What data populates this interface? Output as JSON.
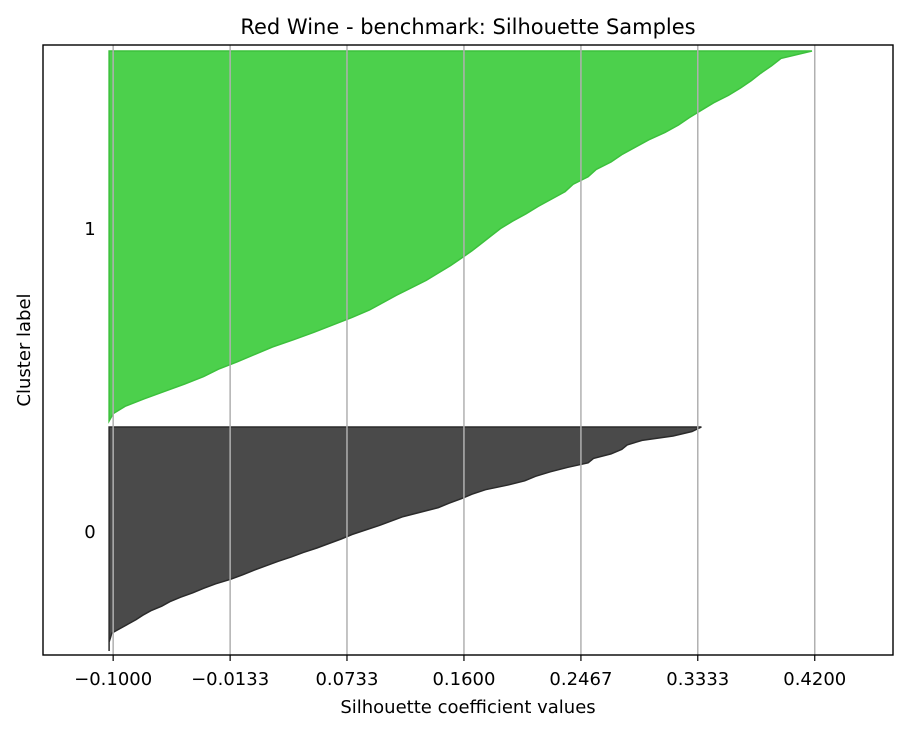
{
  "chart_data": {
    "type": "area",
    "title": "Red Wine - benchmark: Silhouette Samples",
    "xlabel": "Silhouette coefficient values",
    "ylabel": "Cluster label",
    "x_ticks": [
      "−0.1000",
      "−0.0133",
      "0.0733",
      "0.1600",
      "0.2467",
      "0.3333",
      "0.4200"
    ],
    "x_tick_values": [
      -0.1,
      -0.0133,
      0.0733,
      0.16,
      0.2467,
      0.3333,
      0.42
    ],
    "xlim": [
      -0.152,
      0.478
    ],
    "grid": "vertical",
    "clusters": [
      {
        "label": "0",
        "color": "#4a4a4a",
        "edge_color": "#2b2b2b",
        "profile": [
          [
            0.0,
            0.336
          ],
          [
            0.02,
            0.329
          ],
          [
            0.04,
            0.315
          ],
          [
            0.06,
            0.292
          ],
          [
            0.08,
            0.281
          ],
          [
            0.1,
            0.277
          ],
          [
            0.12,
            0.269
          ],
          [
            0.14,
            0.256
          ],
          [
            0.16,
            0.252
          ],
          [
            0.18,
            0.237
          ],
          [
            0.2,
            0.224
          ],
          [
            0.22,
            0.213
          ],
          [
            0.24,
            0.205
          ],
          [
            0.26,
            0.192
          ],
          [
            0.28,
            0.176
          ],
          [
            0.3,
            0.166
          ],
          [
            0.32,
            0.158
          ],
          [
            0.34,
            0.149
          ],
          [
            0.36,
            0.141
          ],
          [
            0.38,
            0.128
          ],
          [
            0.4,
            0.115
          ],
          [
            0.42,
            0.106
          ],
          [
            0.44,
            0.097
          ],
          [
            0.46,
            0.087
          ],
          [
            0.48,
            0.077
          ],
          [
            0.5,
            0.069
          ],
          [
            0.52,
            0.06
          ],
          [
            0.54,
            0.051
          ],
          [
            0.56,
            0.041
          ],
          [
            0.58,
            0.032
          ],
          [
            0.6,
            0.022
          ],
          [
            0.62,
            0.013
          ],
          [
            0.64,
            0.004
          ],
          [
            0.66,
            -0.004
          ],
          [
            0.68,
            -0.013
          ],
          [
            0.7,
            -0.024
          ],
          [
            0.72,
            -0.033
          ],
          [
            0.74,
            -0.041
          ],
          [
            0.76,
            -0.05
          ],
          [
            0.78,
            -0.058
          ],
          [
            0.8,
            -0.064
          ],
          [
            0.82,
            -0.072
          ],
          [
            0.84,
            -0.078
          ],
          [
            0.86,
            -0.083
          ],
          [
            0.88,
            -0.089
          ],
          [
            0.9,
            -0.095
          ],
          [
            0.92,
            -0.101
          ],
          [
            0.94,
            -0.102
          ],
          [
            0.96,
            -0.103
          ],
          [
            0.98,
            -0.103
          ],
          [
            1.0,
            -0.103
          ]
        ]
      },
      {
        "label": "1",
        "color": "#4cd04c",
        "edge_color": "#3cc03c",
        "profile": [
          [
            0.0,
            0.418
          ],
          [
            0.02,
            0.395
          ],
          [
            0.04,
            0.388
          ],
          [
            0.06,
            0.38
          ],
          [
            0.08,
            0.373
          ],
          [
            0.1,
            0.365
          ],
          [
            0.12,
            0.356
          ],
          [
            0.14,
            0.345
          ],
          [
            0.16,
            0.336
          ],
          [
            0.18,
            0.327
          ],
          [
            0.2,
            0.319
          ],
          [
            0.22,
            0.309
          ],
          [
            0.24,
            0.297
          ],
          [
            0.26,
            0.287
          ],
          [
            0.28,
            0.277
          ],
          [
            0.3,
            0.269
          ],
          [
            0.32,
            0.258
          ],
          [
            0.34,
            0.252
          ],
          [
            0.36,
            0.241
          ],
          [
            0.38,
            0.235
          ],
          [
            0.4,
            0.225
          ],
          [
            0.42,
            0.215
          ],
          [
            0.44,
            0.206
          ],
          [
            0.46,
            0.196
          ],
          [
            0.48,
            0.187
          ],
          [
            0.5,
            0.18
          ],
          [
            0.52,
            0.173
          ],
          [
            0.54,
            0.166
          ],
          [
            0.56,
            0.158
          ],
          [
            0.58,
            0.15
          ],
          [
            0.6,
            0.141
          ],
          [
            0.62,
            0.132
          ],
          [
            0.64,
            0.121
          ],
          [
            0.66,
            0.11
          ],
          [
            0.68,
            0.1
          ],
          [
            0.7,
            0.09
          ],
          [
            0.72,
            0.077
          ],
          [
            0.74,
            0.063
          ],
          [
            0.76,
            0.049
          ],
          [
            0.78,
            0.034
          ],
          [
            0.8,
            0.018
          ],
          [
            0.82,
            0.005
          ],
          [
            0.84,
            -0.008
          ],
          [
            0.86,
            -0.022
          ],
          [
            0.88,
            -0.033
          ],
          [
            0.9,
            -0.047
          ],
          [
            0.92,
            -0.062
          ],
          [
            0.94,
            -0.077
          ],
          [
            0.96,
            -0.091
          ],
          [
            0.98,
            -0.1
          ],
          [
            1.0,
            -0.103
          ]
        ]
      }
    ]
  }
}
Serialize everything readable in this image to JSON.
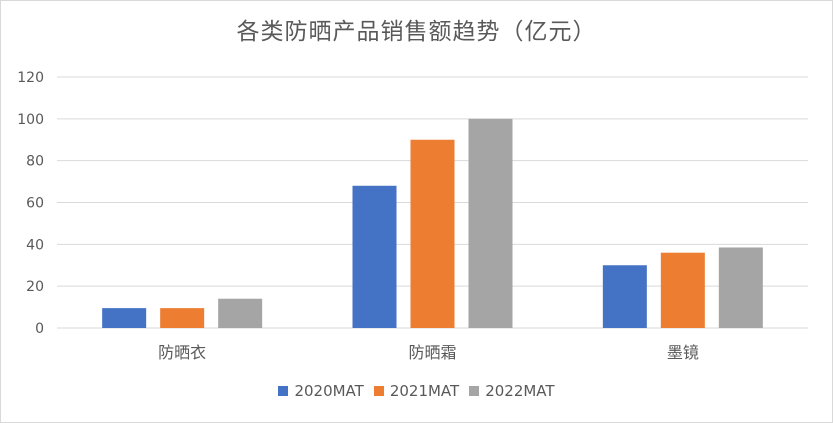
{
  "chart_data": {
    "type": "bar",
    "title": "各类防晒产品销售额趋势（亿元）",
    "categories": [
      "防晒衣",
      "防晒霜",
      "墨镜"
    ],
    "series": [
      {
        "name": "2020MAT",
        "values": [
          9.5,
          68,
          30
        ],
        "color": "#4472c4"
      },
      {
        "name": "2021MAT",
        "values": [
          9.5,
          90,
          36
        ],
        "color": "#ed7d31"
      },
      {
        "name": "2022MAT",
        "values": [
          14,
          100,
          38.5
        ],
        "color": "#a5a5a5"
      }
    ],
    "ylim": [
      0,
      120
    ],
    "yticks": [
      0,
      20,
      40,
      60,
      80,
      100,
      120
    ],
    "grid": true,
    "legend_position": "bottom"
  }
}
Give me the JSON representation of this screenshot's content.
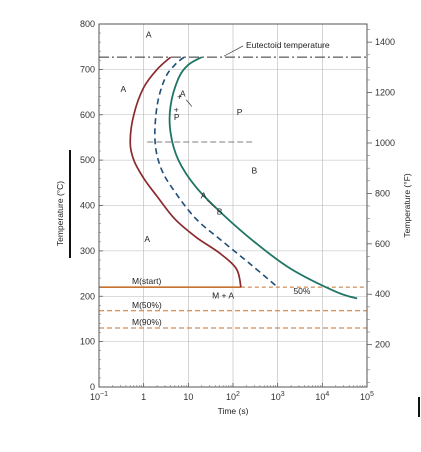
{
  "chart_data": {
    "type": "line",
    "x_scale": "log",
    "xlim": [
      0.1,
      100000
    ],
    "ylim": [
      0,
      800
    ],
    "y2lim_F": [
      32,
      1472
    ],
    "xlabel": "Time (s)",
    "ylabel": "Temperature (°C)",
    "ylabel_right": "Temperature (°F)",
    "x_ticks": [
      {
        "value": 0.1,
        "base": "10",
        "exp": "−1"
      },
      {
        "value": 1,
        "base": "1",
        "exp": ""
      },
      {
        "value": 10,
        "base": "10",
        "exp": ""
      },
      {
        "value": 100,
        "base": "10",
        "exp": "2"
      },
      {
        "value": 1000,
        "base": "10",
        "exp": "3"
      },
      {
        "value": 10000,
        "base": "10",
        "exp": "4"
      },
      {
        "value": 100000,
        "base": "10",
        "exp": "5"
      }
    ],
    "y_ticks": [
      "0",
      "100",
      "200",
      "300",
      "400",
      "500",
      "600",
      "700",
      "800"
    ],
    "y2_ticks": [
      "200",
      "400",
      "600",
      "800",
      "1000",
      "1200",
      "1400"
    ],
    "grid": true,
    "colors": {
      "start": "#8b2a2e",
      "fifty": "#1f4e79",
      "finish": "#1e7563",
      "msline": "#c8722e",
      "grid": "#b8b8b8"
    },
    "series": [
      {
        "points": [
          [
            4,
            727
          ],
          [
            2,
            700
          ],
          [
            1,
            660
          ],
          [
            0.6,
            600
          ],
          [
            0.5,
            540
          ],
          [
            0.6,
            500
          ],
          [
            1,
            460
          ],
          [
            2,
            420
          ],
          [
            5,
            370
          ],
          [
            15,
            330
          ],
          [
            50,
            295
          ],
          [
            120,
            260
          ],
          [
            150,
            220
          ]
        ]
      },
      {
        "points": [
          [
            8,
            727
          ],
          [
            5,
            710
          ],
          [
            3,
            680
          ],
          [
            2,
            620
          ],
          [
            1.8,
            540
          ],
          [
            2.5,
            480
          ],
          [
            5,
            430
          ],
          [
            15,
            370
          ],
          [
            60,
            320
          ],
          [
            250,
            270
          ],
          [
            1000,
            220
          ]
        ]
      },
      {
        "points": [
          [
            20,
            727
          ],
          [
            10,
            710
          ],
          [
            6,
            680
          ],
          [
            4,
            620
          ],
          [
            4,
            560
          ],
          [
            6,
            500
          ],
          [
            15,
            440
          ],
          [
            60,
            380
          ],
          [
            300,
            320
          ],
          [
            2000,
            260
          ],
          [
            20000,
            210
          ],
          [
            60000,
            195
          ]
        ]
      }
    ],
    "horizontal_lines": [
      {
        "label": "Eutectoid temperature",
        "y": 727,
        "style": "dashdot"
      },
      {
        "label": "M(start)",
        "y": 220,
        "style": "solid"
      },
      {
        "label": "M(50%)",
        "y": 168,
        "style": "dashed"
      },
      {
        "label": "M(90%)",
        "y": 130,
        "style": "dashed"
      }
    ],
    "annotations": [
      {
        "text": "A",
        "x": 1.3,
        "y": 770
      },
      {
        "text": "A",
        "x": 0.35,
        "y": 650
      },
      {
        "text": "A",
        "x": 1.2,
        "y": 320
      },
      {
        "text": "A",
        "x": 7.5,
        "y": 640
      },
      {
        "text": "P",
        "x": 140,
        "y": 600
      },
      {
        "text": "P",
        "x": 5.5,
        "y": 588
      },
      {
        "text": "B",
        "x": 300,
        "y": 470
      },
      {
        "text": "A",
        "x": 22,
        "y": 415
      },
      {
        "text": "B",
        "x": 50,
        "y": 380
      },
      {
        "text": "M + A",
        "x": 60,
        "y": 195
      },
      {
        "text": "50%",
        "x": 3500,
        "y": 205
      }
    ]
  }
}
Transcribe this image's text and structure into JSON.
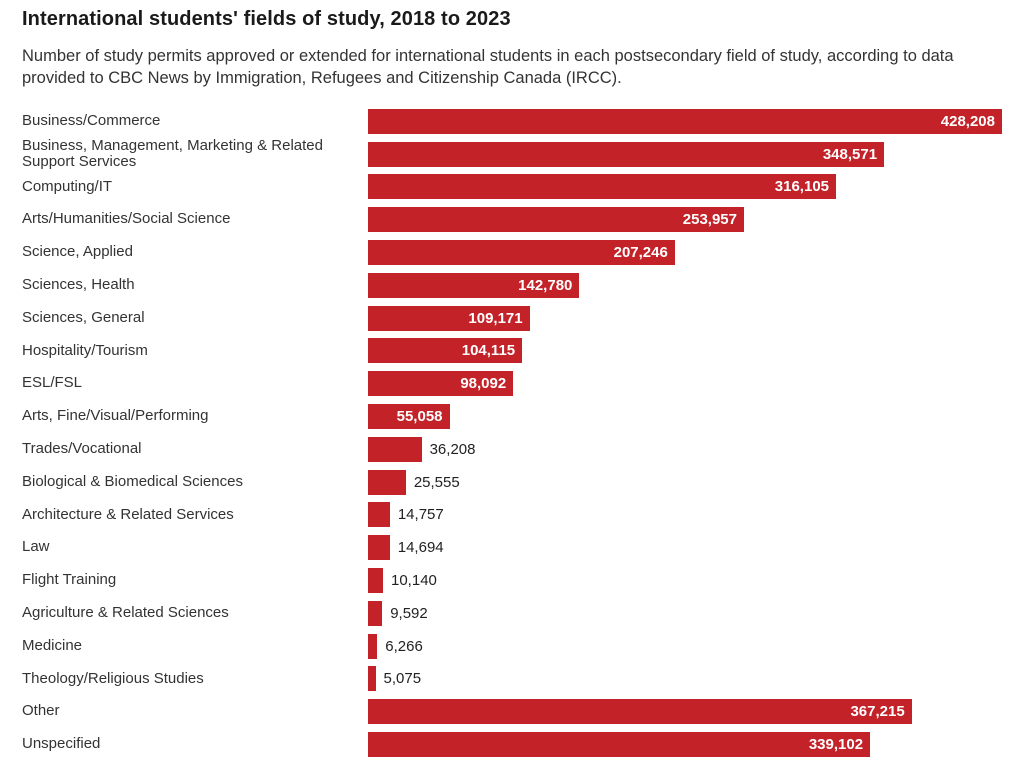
{
  "header": {
    "title": "International students' fields of study, 2018 to 2023",
    "subtitle": "Number of study permits approved or extended for international students in each postsecondary field of study, according to data provided to CBC News by Immigration, Refugees and Citizenship Canada (IRCC)."
  },
  "chart_data": {
    "type": "bar",
    "orientation": "horizontal",
    "title": "International students' fields of study, 2018 to 2023",
    "xlabel": "",
    "ylabel": "",
    "xlim": [
      0,
      428208
    ],
    "grid": false,
    "legend": false,
    "bar_color": "#c32229",
    "inside_value_color": "#ffffff",
    "outside_value_color": "#222222",
    "categories": [
      "Business/Commerce",
      "Business, Management, Marketing & Related Support Services",
      "Computing/IT",
      "Arts/Humanities/Social Science",
      "Science, Applied",
      "Sciences, Health",
      "Sciences, General",
      "Hospitality/Tourism",
      "ESL/FSL",
      "Arts, Fine/Visual/Performing",
      "Trades/Vocational",
      "Biological & Biomedical Sciences",
      "Architecture & Related Services",
      "Law",
      "Flight Training",
      "Agriculture & Related Sciences",
      "Medicine",
      "Theology/Religious Studies",
      "Other",
      "Unspecified"
    ],
    "values": [
      428208,
      348571,
      316105,
      253957,
      207246,
      142780,
      109171,
      104115,
      98092,
      55058,
      36208,
      25555,
      14757,
      14694,
      10140,
      9592,
      6266,
      5075,
      367215,
      339102
    ],
    "value_labels": [
      "428,208",
      "348,571",
      "316,105",
      "253,957",
      "207,246",
      "142,780",
      "109,171",
      "104,115",
      "98,092",
      "55,058",
      "36,208",
      "25,555",
      "14,757",
      "14,694",
      "10,140",
      "9,592",
      "6,266",
      "5,075",
      "367,215",
      "339,102"
    ]
  }
}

——

## WHAT TO WORK ON
Gather from the records above every line containing the string "xlabel".

## RESULT FOR THIS TASK
    "xlabel": "Silhouette coefficient values",
    "xlabel": "Time (s)",
    "xlabel": "",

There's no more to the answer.